Beginning with the line that contains "Convert this screenshot", copy each subsequent line of the data below through the last one, including both ends but not the pictures.
>> START DATA FOR THE TASK
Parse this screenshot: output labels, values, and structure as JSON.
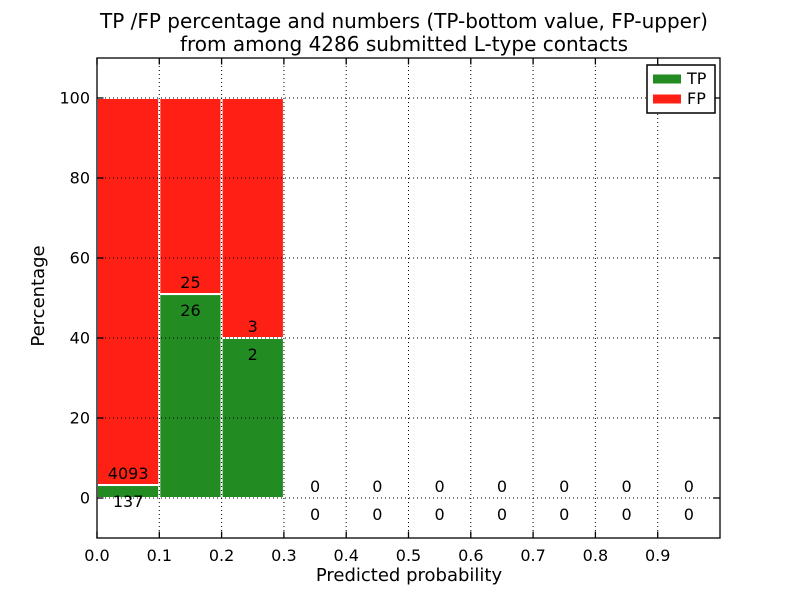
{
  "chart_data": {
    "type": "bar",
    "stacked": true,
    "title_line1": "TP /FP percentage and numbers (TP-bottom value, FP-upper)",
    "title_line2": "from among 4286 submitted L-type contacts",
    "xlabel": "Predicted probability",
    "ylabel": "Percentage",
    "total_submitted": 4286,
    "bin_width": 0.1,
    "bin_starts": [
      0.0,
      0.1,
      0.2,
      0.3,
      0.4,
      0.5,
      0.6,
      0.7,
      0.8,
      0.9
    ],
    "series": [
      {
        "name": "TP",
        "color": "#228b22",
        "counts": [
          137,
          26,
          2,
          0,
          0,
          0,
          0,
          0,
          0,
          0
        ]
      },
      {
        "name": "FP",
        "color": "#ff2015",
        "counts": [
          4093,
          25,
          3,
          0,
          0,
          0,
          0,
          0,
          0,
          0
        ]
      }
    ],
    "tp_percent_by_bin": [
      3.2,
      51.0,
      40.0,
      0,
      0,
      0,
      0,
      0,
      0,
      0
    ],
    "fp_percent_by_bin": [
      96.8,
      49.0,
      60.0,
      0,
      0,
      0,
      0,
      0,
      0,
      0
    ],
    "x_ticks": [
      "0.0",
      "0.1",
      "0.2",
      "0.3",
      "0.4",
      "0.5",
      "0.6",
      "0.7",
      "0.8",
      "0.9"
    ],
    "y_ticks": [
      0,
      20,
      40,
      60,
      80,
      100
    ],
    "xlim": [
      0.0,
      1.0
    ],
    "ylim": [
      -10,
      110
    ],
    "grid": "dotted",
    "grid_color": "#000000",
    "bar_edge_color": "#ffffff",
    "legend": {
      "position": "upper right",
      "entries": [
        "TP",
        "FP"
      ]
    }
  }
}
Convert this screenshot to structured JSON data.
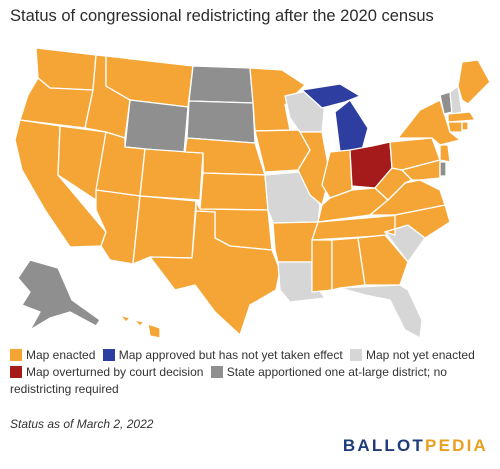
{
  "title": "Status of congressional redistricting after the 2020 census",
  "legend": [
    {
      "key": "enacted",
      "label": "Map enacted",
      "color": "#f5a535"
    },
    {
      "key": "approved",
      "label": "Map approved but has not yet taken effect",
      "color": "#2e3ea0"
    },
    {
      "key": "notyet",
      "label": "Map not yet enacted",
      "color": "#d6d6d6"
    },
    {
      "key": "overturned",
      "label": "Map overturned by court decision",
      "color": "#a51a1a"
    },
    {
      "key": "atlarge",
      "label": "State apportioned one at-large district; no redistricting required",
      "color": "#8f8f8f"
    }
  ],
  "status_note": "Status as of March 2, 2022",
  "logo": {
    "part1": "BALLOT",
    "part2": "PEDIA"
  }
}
>> END DATA FOR THE TASK
§ **PROBLEM SOLUTION**:
Convert this screenshot to structured JSON data.
{
  "title": "Status of congressional redistricting after the 2020 census",
  "legend": [
    {
      "key": "enacted",
      "label": "Map enacted",
      "color": "#f5a535"
    },
    {
      "key": "approved",
      "label": "Map approved but has not yet taken effect",
      "color": "#2e3ea0"
    },
    {
      "key": "notyet",
      "label": "Map not yet enacted",
      "color": "#d6d6d6"
    },
    {
      "key": "overturned",
      "label": "Map overturned by court decision",
      "color": "#a51a1a"
    },
    {
      "key": "atlarge",
      "label": "State apportioned one at-large district; no redistricting required",
      "color": "#8f8f8f"
    }
  ],
  "status_note": "Status as of March 2, 2022",
  "logo": {
    "part1": "BALLOT",
    "part2": "PEDIA"
  }
}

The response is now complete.